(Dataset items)
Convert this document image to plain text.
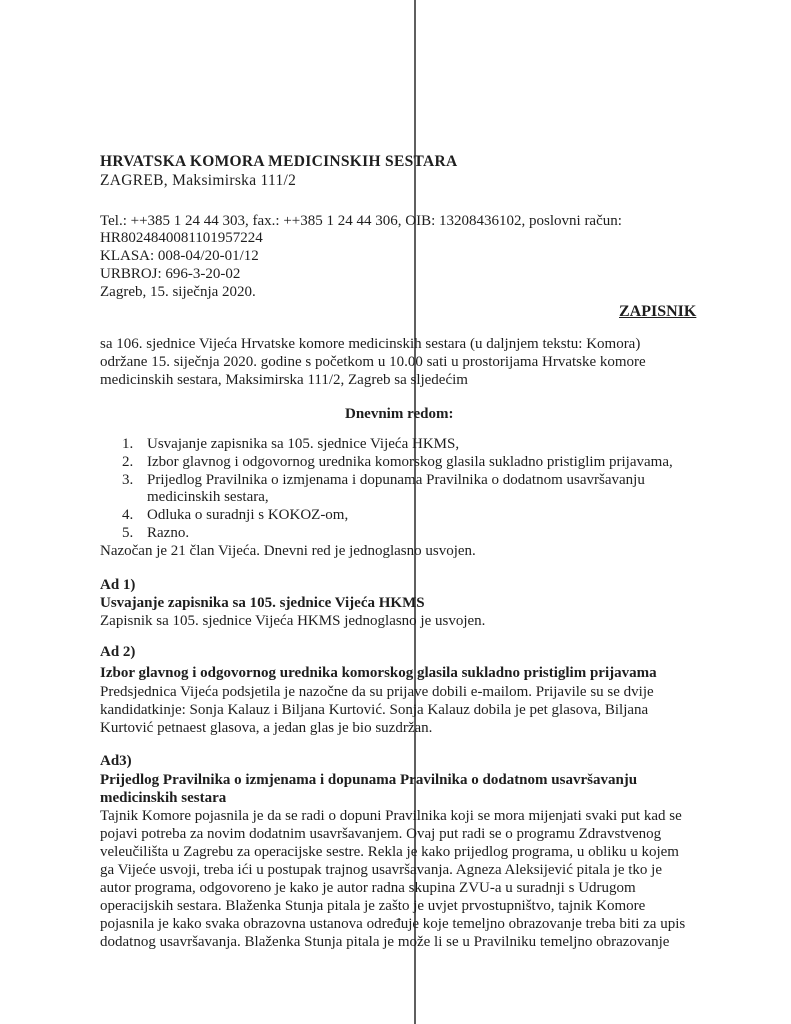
HRVATSKA KOMORA MEDICINSKIH SESTARA
ZAGREB, Maksimirska 111/2
Tel.: ++385 1 24 44 303, fax.: ++385 1 24 44 306, OIB: 13208436102, poslovni račun:
HR8024840081101957224
KLASA: 008-04/20-01/12
URBROJ: 696-3-20-02
Zagreb, 15. siječnja 2020.
ZAPISNIK
sa 106. sjednice Vijeća Hrvatske komore medicinskih sestara (u daljnjem tekstu: Komora)
održane 15. siječnja 2020. godine s početkom u 10.00 sati u prostorijama Hrvatske komore
medicinskih sestara, Maksimirska 111/2, Zagreb sa sljedećim
Dnevnim redom:
1. Usvajanje zapisnika sa 105. sjednice Vijeća HKMS,
2. Izbor glavnog i odgovornog urednika komorskog glasila sukladno pristiglim prijavama,
3. Prijedlog Pravilnika o izmjenama i dopunama Pravilnika o dodatnom usavršavanju
medicinskih sestara,
4. Odluka o suradnji s KOKOZ-om,
5. Razno.
Nazočan je 21 član Vijeća. Dnevni red je jednoglasno usvojen.
Ad 1)
Usvajanje zapisnika sa 105. sjednice Vijeća HKMS
Zapisnik sa 105. sjednice Vijeća HKMS jednoglasno je usvojen.
Ad 2)
Izbor glavnog i odgovornog urednika komorskog glasila sukladno pristiglim prijavama
Predsjednica Vijeća podsjetila je nazočne da su prijave dobili e-mailom. Prijavile su se dvije
kandidatkinje: Sonja Kalauz i Biljana Kurtović. Sonja Kalauz dobila je pet glasova, Biljana
Kurtović petnaest glasova, a jedan glas je bio suzdržan.
Ad3)
Prijedlog Pravilnika o izmjenama i dopunama Pravilnika o dodatnom usavršavanju
medicinskih sestara
Tajnik Komore pojasnila je da se radi o dopuni Pravilnika koji se mora mijenjati svaki put kad se
pojavi potreba za novim dodatnim usavršavanjem. Ovaj put radi se o programu Zdravstvenog
veleučilišta u Zagrebu za operacijske sestre. Rekla je kako prijedlog programa, u obliku u kojem
ga Vijeće usvoji, treba ići u postupak trajnog usavršavanja. Agneza Aleksijević pitala je tko je
autor programa, odgovoreno je kako je autor radna skupina ZVU-a u suradnji s Udrugom
operacijskih sestara. Blaženka Stunja pitala je zašto je uvjet prvostupništvo, tajnik Komore
pojasnila je kako svaka obrazovna ustanova određuje koje temeljno obrazovanje treba biti za upis
dodatnog usavršavanja. Blaženka Stunja pitala je može li se u Pravilniku temeljno obrazovanje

== WHAT YOU HAVE TO DO ==
Wherever "radi" shows up in a line, copy that line.

== COMPLETE RESPONSE ==
Tajnik Komore pojasnila je da se radi o dopuni Pravilnika koji se mora mijenjati svaki put kad se
pojavi potreba za novim dodatnim usavršavanjem. Ovaj put radi se o programu Zdravstvenog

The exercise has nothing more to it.